WHAT YOU WILL DO =
Using the Ultimate Ghosts ’n Goblins post below, answer these questions:
1. On what date was the game released?
2. How many episodes of Iron Chef were made in 1994?
3. Which game did the Kacho battle through, and on what system?

SOURCE EXTRACT =
..........
Tag: capcom

  • Ultimate Ghosts ’n Goblins (Tose, 2006)

    Ultimate Ghosts ’n Goblins (Tose, 2006)

    Developed/Published by: Tose / Capcom
    Released: 29th August, 2006
    Completed: 23rd August, 2014
    Completion: Rescued Princess Prin-Prin.
    Trophies / Achievements: n/a

    I’ve been watching Game Centre CX again! I’d fallen out of the habit, but recently I got off my arse and organised my collection of Iron Chef episodes and started watching them in order (can you believe they made fifty-six episodes of Iron Chef in 1994? That’s more than one a week!) and it put me in mood for some Game Centre CX too. And after watching the Kacho valiantly battle his way through Ghouls ’n Ghosts on Megadrive, I thought I might as well give this a shot, because it’s been in my collection for donkeys.
..........
EXTRACTED INFORMATION =
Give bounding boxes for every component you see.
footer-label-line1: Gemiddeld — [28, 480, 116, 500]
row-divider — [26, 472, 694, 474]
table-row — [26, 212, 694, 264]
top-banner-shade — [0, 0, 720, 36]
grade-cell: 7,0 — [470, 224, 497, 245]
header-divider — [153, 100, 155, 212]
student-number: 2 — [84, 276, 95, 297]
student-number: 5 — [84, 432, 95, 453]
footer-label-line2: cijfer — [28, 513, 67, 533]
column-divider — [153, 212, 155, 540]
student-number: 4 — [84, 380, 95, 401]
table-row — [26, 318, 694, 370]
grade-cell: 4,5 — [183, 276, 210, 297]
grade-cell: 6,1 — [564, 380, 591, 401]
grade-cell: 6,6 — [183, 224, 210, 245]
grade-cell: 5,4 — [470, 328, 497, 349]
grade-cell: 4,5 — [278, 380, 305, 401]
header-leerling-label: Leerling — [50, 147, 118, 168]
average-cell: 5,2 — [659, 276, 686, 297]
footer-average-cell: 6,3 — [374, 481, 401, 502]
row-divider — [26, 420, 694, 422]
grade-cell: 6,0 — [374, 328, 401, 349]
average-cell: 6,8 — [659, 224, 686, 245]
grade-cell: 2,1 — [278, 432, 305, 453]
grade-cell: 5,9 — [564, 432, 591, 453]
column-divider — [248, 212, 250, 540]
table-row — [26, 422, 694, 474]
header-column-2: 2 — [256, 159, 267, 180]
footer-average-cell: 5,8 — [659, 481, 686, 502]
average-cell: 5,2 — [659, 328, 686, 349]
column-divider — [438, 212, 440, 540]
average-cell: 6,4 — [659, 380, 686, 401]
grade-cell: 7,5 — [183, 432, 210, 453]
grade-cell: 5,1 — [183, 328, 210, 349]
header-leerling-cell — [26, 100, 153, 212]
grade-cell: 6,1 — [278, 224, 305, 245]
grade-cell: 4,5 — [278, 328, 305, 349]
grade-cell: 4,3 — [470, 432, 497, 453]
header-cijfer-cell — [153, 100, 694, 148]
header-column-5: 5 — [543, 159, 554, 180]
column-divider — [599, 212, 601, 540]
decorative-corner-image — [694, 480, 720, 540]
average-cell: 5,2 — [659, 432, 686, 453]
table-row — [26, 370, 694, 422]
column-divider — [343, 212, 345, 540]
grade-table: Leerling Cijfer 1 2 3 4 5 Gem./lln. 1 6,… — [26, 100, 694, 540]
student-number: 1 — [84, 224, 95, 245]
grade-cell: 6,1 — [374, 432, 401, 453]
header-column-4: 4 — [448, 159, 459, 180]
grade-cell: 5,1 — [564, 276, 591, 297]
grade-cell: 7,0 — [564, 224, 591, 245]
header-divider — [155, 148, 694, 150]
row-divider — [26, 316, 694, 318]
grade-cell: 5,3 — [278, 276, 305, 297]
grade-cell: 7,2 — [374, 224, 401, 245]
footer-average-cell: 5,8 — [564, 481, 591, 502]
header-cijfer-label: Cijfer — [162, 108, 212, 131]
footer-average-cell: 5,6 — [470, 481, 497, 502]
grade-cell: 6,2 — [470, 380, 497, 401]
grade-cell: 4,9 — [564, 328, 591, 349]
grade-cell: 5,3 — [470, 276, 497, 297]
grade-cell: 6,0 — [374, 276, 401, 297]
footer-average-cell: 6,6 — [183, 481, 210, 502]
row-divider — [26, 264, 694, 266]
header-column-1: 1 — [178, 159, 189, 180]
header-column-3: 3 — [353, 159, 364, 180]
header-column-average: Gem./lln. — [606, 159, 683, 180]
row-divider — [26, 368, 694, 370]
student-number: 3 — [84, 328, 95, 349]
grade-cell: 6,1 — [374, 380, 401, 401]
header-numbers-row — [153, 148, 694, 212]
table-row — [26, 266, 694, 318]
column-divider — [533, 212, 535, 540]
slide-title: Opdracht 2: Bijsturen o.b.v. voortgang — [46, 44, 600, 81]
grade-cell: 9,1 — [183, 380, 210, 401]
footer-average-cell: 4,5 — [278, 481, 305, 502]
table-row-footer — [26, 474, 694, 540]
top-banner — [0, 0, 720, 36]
..........
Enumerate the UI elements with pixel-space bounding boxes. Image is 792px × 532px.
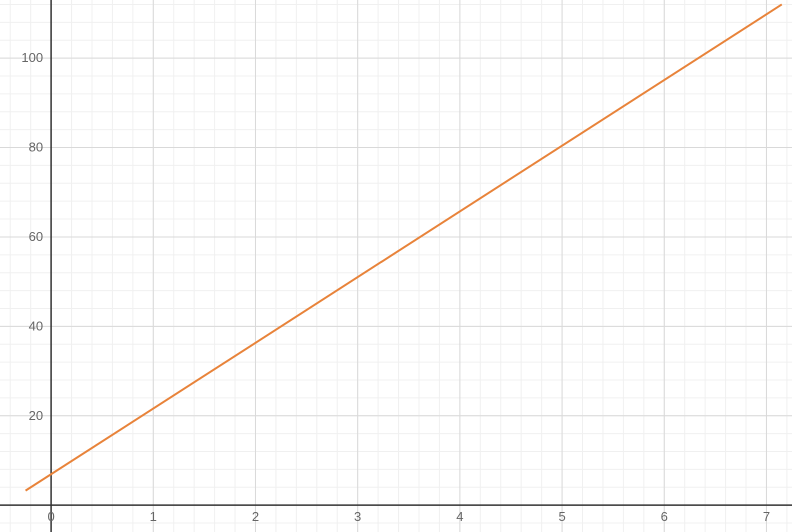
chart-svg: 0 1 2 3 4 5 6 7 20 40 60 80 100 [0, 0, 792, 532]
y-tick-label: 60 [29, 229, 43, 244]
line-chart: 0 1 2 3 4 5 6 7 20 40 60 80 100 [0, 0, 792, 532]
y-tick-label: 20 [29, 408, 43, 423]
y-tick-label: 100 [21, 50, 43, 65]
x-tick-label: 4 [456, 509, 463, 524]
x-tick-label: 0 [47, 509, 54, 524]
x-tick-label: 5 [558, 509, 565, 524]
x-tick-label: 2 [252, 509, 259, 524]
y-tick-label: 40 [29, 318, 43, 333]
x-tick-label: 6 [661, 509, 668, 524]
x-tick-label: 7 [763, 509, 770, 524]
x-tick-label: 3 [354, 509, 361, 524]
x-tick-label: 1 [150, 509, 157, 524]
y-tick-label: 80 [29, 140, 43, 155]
..........
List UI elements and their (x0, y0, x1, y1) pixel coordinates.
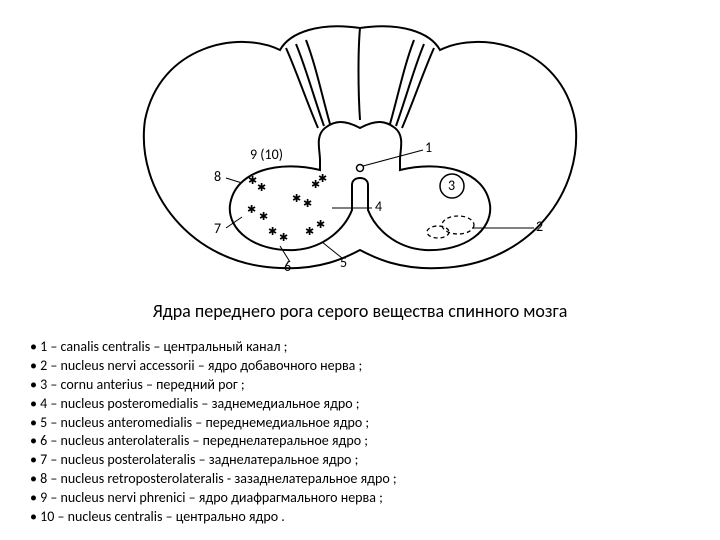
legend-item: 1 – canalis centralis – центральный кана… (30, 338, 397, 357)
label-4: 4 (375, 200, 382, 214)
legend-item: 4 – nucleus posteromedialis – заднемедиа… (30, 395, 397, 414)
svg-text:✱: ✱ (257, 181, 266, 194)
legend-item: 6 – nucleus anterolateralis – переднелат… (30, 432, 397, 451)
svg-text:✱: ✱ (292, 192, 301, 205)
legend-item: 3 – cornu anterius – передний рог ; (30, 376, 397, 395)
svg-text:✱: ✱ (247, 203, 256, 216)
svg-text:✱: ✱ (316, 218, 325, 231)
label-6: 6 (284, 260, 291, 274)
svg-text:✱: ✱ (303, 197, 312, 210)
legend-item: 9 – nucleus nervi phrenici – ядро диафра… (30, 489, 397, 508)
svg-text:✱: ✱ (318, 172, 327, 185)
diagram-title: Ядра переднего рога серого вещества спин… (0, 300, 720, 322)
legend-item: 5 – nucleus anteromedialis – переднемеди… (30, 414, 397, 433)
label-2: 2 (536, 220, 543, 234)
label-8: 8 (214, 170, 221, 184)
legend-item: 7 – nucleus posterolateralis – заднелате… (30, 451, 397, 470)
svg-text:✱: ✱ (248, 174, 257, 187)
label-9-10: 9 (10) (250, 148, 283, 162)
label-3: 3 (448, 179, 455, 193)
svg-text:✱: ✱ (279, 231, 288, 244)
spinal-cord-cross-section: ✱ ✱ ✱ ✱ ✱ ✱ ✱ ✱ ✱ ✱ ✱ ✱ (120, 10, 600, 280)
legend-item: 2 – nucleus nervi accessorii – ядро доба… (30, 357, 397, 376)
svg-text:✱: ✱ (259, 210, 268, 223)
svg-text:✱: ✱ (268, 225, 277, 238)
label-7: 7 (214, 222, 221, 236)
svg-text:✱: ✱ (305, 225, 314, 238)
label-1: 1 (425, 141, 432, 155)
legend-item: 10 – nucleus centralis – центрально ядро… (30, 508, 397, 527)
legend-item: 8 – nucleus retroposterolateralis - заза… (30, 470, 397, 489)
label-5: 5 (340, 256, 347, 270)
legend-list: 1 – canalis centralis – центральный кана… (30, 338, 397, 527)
..........
SOLUTION =
1. 29th August, 2006
2. Fifty-six
3. Ghouls ’n Ghosts, on Megadrive